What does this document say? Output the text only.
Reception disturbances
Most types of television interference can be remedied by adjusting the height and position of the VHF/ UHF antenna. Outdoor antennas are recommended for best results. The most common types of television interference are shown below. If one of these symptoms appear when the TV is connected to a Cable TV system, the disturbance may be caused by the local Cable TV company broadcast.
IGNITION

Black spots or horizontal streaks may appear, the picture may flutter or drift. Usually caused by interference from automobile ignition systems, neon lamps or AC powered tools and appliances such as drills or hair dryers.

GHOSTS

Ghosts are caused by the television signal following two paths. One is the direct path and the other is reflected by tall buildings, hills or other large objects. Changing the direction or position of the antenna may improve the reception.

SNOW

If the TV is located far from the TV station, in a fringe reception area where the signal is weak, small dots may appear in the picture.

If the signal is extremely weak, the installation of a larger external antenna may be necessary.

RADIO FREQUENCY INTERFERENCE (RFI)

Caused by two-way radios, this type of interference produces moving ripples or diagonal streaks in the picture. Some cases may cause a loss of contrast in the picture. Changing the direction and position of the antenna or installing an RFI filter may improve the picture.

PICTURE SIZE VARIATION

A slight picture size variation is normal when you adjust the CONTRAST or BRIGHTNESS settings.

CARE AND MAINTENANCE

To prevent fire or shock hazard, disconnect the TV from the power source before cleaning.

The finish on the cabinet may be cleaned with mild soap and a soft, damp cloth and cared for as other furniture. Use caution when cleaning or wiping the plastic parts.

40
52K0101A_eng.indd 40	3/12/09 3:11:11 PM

+ + + +

### BRIEF
Write the material out again word for word.

### RESULT OF THE EXERCISE
What does this document say? Output the text only.
Reception disturbances
Most types of television interference can be remedied by adjusting the height and position of the VHF/ UHF antenna. Outdoor antennas are recommended for best results. The most common types of television interference are shown below. If one of these symptoms appear when the TV is connected to a Cable TV system, the disturbance may be caused by the local Cable TV company broadcast.
IGNITION

Black spots or horizontal streaks may appear, the picture may flutter or drift. Usually caused by interference from automobile ignition systems, neon lamps or AC powered tools and appliances such as drills or hair dryers.

GHOSTS

Ghosts are caused by the television signal following two paths. One is the direct path and the other is reflected by tall buildings, hills or other large objects. Changing the direction or position of the antenna may improve the reception.

SNOW

If the TV is located far from the TV station, in a fringe reception area where the signal is weak, small dots may appear in the picture.

If the signal is extremely weak, the installation of a larger external antenna may be necessary.

RADIO FREQUENCY INTERFERENCE (RFI)

Caused by two-way radios, this type of interference produces moving ripples or diagonal streaks in the picture. Some cases may cause a loss of contrast in the picture. Changing the direction and position of the antenna or installing an RFI filter may improve the picture.

PICTURE SIZE VARIATION

A slight picture size variation is normal when you adjust the CONTRAST or BRIGHTNESS settings.

CARE AND MAINTENANCE

To prevent fire or shock hazard, disconnect the TV from the power source before cleaning.

The finish on the cabinet may be cleaned with mild soap and a soft, damp cloth and cared for as other furniture. Use caution when cleaning or wiping the plastic parts.

40
52K0101A_eng.indd 40	3/12/09 3:11:11 PM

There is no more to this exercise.